- [Work required]: Retype all of the data. Every line must match exactly.

==============================

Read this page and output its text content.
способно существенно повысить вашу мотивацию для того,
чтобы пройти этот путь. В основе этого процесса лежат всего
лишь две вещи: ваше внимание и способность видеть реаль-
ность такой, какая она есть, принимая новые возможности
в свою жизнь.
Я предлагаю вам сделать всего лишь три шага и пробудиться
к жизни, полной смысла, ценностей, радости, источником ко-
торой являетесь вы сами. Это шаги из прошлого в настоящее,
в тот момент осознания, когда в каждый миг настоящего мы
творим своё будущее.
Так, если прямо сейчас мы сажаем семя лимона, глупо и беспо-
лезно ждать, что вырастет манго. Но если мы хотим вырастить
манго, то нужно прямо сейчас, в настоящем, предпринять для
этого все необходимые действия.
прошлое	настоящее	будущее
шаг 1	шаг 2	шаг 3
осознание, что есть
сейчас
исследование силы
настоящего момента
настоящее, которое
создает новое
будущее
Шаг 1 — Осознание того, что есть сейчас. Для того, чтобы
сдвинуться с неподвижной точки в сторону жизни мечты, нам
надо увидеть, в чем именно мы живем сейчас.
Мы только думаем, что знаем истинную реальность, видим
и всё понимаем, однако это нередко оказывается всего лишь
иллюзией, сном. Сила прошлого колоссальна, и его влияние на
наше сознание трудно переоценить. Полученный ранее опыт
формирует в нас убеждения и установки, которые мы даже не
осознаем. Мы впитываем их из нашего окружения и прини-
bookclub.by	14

==============================

- [Solution for this problem]:
Read this page and output its text content.
способно существенно повысить вашу мотивацию для того,
чтобы пройти этот путь. В основе этого процесса лежат всего
лишь две вещи: ваше внимание и способность видеть реаль-
ность такой, какая она есть, принимая новые возможности
в свою жизнь.
Я предлагаю вам сделать всего лишь три шага и пробудиться
к жизни, полной смысла, ценностей, радости, источником ко-
торой являетесь вы сами. Это шаги из прошлого в настоящее,
в тот момент осознания, когда в каждый миг настоящего мы
творим своё будущее.
Так, если прямо сейчас мы сажаем семя лимона, глупо и беспо-
лезно ждать, что вырастет манго. Но если мы хотим вырастить
манго, то нужно прямо сейчас, в настоящем, предпринять для
этого все необходимые действия.
прошлое	настоящее	будущее
шаг 1	шаг 2	шаг 3
осознание, что есть
сейчас
исследование силы
настоящего момента
настоящее, которое
создает новое
будущее
Шаг 1 — Осознание того, что есть сейчас. Для того, чтобы
сдвинуться с неподвижной точки в сторону жизни мечты, нам
надо увидеть, в чем именно мы живем сейчас.
Мы только думаем, что знаем истинную реальность, видим
и всё понимаем, однако это нередко оказывается всего лишь
иллюзией, сном. Сила прошлого колоссальна, и его влияние на
наше сознание трудно переоценить. Полученный ранее опыт
формирует в нас убеждения и установки, которые мы даже не
осознаем. Мы впитываем их из нашего окружения и прини-
bookclub.by	14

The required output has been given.